Problem to solve ▸ Every line below that contains "with" is to be copied.

Extracted data entries ▸
┄┄┄┄┄┄┄┄┄┄┄┄┄┄┄┄┄┄┄┄
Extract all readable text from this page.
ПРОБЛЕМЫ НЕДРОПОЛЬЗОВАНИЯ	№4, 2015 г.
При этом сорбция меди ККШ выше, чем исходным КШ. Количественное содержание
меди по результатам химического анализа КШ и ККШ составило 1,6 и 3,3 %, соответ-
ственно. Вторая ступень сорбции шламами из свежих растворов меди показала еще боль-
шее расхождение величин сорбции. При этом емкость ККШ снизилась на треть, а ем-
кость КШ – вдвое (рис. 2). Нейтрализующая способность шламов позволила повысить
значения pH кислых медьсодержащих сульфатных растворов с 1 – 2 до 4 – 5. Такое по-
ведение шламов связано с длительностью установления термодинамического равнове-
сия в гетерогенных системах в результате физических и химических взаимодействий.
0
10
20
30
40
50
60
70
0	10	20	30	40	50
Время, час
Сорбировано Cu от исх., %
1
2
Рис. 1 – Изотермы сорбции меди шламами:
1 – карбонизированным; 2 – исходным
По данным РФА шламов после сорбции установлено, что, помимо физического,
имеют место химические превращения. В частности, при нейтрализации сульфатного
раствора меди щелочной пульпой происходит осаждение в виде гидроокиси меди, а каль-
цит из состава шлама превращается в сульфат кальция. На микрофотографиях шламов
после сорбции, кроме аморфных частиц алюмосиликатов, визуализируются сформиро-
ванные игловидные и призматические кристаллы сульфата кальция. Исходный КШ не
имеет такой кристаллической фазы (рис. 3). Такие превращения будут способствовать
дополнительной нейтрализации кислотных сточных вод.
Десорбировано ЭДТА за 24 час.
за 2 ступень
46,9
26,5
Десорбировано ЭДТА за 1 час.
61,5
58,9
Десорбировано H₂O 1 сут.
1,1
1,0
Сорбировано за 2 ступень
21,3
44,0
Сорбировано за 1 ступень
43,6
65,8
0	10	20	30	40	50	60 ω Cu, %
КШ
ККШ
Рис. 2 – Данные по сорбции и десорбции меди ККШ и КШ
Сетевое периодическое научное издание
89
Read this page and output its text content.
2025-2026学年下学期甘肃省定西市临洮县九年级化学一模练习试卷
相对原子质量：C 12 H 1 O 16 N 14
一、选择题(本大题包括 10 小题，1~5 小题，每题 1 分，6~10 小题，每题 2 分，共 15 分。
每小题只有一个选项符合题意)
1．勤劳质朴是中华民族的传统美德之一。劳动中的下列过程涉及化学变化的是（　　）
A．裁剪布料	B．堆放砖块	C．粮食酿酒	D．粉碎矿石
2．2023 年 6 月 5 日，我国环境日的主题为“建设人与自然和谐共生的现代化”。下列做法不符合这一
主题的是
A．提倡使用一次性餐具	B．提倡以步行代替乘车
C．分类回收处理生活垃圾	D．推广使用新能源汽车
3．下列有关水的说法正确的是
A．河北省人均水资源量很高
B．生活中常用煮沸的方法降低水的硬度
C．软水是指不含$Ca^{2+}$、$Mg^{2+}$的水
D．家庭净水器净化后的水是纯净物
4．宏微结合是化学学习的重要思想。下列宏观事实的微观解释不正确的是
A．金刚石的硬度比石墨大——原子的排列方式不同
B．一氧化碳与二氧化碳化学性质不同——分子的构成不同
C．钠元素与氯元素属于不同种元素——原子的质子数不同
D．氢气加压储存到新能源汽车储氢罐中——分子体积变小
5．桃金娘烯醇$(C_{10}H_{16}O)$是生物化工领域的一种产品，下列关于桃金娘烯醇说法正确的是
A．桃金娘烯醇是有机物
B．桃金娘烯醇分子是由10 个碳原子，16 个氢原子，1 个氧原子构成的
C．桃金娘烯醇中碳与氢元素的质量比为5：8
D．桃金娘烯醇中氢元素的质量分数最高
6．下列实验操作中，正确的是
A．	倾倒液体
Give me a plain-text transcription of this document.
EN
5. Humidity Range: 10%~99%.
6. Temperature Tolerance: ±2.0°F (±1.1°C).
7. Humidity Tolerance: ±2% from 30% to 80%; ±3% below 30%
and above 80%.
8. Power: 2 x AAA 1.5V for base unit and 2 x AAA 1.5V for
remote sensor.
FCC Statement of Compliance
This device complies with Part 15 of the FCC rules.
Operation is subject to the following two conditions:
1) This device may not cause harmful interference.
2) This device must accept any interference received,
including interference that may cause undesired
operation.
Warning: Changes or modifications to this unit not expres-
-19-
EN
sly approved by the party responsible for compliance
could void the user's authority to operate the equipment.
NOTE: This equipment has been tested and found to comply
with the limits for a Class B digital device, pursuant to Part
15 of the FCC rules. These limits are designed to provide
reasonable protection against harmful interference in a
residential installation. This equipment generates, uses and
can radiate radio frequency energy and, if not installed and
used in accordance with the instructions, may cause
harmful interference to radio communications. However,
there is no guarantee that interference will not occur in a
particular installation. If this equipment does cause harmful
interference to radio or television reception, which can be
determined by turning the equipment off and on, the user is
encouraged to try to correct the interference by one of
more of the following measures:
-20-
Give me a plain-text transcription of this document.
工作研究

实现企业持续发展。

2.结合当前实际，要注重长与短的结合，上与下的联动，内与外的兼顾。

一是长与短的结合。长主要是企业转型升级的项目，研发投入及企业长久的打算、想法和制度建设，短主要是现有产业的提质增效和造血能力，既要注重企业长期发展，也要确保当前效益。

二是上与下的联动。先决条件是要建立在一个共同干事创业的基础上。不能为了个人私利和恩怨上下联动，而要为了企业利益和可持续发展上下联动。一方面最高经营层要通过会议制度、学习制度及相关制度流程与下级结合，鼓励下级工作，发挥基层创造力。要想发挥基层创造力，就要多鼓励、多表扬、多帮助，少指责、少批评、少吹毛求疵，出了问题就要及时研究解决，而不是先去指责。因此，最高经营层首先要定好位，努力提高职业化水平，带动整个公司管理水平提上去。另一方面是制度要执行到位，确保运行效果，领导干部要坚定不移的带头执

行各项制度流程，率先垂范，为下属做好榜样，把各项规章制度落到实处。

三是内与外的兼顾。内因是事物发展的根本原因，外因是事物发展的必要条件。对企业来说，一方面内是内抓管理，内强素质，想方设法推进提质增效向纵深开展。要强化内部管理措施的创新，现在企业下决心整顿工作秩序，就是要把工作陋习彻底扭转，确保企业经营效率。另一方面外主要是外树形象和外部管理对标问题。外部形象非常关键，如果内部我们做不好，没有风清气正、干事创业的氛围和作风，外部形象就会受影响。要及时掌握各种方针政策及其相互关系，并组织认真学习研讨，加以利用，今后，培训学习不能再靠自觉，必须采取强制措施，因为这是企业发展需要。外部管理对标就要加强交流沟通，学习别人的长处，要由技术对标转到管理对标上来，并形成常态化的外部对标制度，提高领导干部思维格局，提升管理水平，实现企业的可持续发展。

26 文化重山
┄┄┄┄┄┄┄┄┄┄┄┄┄┄┄┄┄┄┄┄
Task result ▸
This device complies with Part 15 of the FCC rules.
with the limits for a Class B digital device, pursuant to Part
used in accordance with the instructions, may cause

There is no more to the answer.